ЧТО СДЕЛАТЬ:
Оформите нумерованным списком строки записей, начиная с самого начала и заканчивая строкой, где есть "- row-value: 192.168.10.10: [277, 196, 588, 211]". Пустые строки пропустите.

(Сохранённые записи из коллекции)
● ● ● ● ●

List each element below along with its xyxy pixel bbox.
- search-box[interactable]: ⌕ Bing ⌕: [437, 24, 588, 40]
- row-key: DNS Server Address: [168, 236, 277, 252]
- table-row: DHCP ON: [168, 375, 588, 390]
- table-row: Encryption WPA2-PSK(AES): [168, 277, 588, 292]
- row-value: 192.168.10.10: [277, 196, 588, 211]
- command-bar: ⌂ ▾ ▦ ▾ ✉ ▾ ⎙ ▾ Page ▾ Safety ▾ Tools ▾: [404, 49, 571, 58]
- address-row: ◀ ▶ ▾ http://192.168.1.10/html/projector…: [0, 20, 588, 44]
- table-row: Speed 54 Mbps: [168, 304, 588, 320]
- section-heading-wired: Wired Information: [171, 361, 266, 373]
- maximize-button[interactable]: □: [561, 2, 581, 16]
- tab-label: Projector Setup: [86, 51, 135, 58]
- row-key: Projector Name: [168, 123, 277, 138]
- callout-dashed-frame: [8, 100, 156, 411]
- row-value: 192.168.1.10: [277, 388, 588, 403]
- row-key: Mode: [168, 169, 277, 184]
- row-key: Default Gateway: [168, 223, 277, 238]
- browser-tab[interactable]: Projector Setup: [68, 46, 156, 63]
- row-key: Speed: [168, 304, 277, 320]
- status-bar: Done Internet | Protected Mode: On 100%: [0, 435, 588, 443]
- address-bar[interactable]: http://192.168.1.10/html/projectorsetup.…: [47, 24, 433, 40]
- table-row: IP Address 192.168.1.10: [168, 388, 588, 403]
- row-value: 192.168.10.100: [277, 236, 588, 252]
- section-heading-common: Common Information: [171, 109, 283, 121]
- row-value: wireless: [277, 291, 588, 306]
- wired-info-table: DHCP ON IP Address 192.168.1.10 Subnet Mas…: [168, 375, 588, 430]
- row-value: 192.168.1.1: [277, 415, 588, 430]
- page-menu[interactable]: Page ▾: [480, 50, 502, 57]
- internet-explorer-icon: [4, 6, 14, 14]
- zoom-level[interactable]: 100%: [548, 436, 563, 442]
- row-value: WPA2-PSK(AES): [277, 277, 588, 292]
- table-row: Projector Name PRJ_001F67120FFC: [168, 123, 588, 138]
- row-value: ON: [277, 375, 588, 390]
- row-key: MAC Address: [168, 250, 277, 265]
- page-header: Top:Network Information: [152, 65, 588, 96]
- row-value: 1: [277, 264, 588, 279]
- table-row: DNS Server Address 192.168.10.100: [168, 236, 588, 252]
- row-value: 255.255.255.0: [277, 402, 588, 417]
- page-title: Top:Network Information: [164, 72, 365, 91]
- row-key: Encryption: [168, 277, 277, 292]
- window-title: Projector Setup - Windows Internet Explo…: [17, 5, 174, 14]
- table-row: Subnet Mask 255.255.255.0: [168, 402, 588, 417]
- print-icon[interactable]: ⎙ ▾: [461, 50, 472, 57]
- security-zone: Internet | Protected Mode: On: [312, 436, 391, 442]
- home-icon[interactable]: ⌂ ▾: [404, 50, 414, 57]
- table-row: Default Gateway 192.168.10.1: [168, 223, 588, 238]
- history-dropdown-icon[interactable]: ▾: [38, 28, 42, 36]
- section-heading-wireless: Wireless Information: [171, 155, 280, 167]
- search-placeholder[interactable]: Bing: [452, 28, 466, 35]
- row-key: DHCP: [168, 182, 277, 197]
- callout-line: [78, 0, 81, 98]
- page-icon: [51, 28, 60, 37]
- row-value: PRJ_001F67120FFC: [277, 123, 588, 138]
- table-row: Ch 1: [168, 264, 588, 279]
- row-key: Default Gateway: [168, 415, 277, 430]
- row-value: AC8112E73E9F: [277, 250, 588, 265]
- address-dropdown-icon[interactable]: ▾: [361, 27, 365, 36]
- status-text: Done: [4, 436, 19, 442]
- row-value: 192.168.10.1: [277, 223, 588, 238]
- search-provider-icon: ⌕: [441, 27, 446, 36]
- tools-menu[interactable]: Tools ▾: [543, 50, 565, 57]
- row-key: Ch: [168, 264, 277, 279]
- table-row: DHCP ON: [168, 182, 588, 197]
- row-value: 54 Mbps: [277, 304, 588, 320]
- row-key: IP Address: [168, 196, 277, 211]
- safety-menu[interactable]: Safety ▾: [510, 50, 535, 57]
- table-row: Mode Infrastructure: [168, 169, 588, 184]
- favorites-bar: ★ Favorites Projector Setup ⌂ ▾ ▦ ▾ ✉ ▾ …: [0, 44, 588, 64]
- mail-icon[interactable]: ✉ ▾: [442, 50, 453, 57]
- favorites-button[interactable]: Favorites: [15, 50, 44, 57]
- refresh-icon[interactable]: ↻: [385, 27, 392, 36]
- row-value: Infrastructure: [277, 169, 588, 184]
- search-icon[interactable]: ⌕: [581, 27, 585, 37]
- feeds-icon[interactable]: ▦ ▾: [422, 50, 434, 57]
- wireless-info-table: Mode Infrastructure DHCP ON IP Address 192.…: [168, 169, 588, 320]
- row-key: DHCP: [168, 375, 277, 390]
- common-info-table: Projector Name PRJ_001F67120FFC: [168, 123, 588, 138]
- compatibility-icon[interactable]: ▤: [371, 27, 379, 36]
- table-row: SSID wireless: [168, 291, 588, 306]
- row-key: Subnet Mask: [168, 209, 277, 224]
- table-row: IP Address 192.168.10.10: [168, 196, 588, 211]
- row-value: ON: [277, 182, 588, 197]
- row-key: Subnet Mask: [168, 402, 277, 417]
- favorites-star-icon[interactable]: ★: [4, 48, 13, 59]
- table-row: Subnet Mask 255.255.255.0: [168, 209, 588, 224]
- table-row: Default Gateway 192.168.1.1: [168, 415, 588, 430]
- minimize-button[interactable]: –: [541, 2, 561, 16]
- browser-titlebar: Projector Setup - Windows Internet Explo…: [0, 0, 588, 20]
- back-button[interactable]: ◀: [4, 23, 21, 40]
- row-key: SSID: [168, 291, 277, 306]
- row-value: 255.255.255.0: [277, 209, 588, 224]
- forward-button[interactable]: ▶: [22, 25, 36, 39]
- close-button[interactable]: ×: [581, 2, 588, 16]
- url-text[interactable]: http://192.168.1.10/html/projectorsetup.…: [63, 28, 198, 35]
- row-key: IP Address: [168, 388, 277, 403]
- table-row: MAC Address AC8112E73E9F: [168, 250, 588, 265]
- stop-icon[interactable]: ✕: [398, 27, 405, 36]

● ● ● ● ●

ОТВЕТ:
1. List each element below along with its xyxy pixel bbox.
2. - search-box[interactable]: ⌕ Bing ⌕: [437, 24, 588, 40]
3. - row-key: DNS Server Address: [168, 236, 277, 252]
4. - table-row: DHCP ON: [168, 375, 588, 390]
5. - table-row: Encryption WPA2-PSK(AES): [168, 277, 588, 292]
6. - row-value: 192.168.10.10: [277, 196, 588, 211]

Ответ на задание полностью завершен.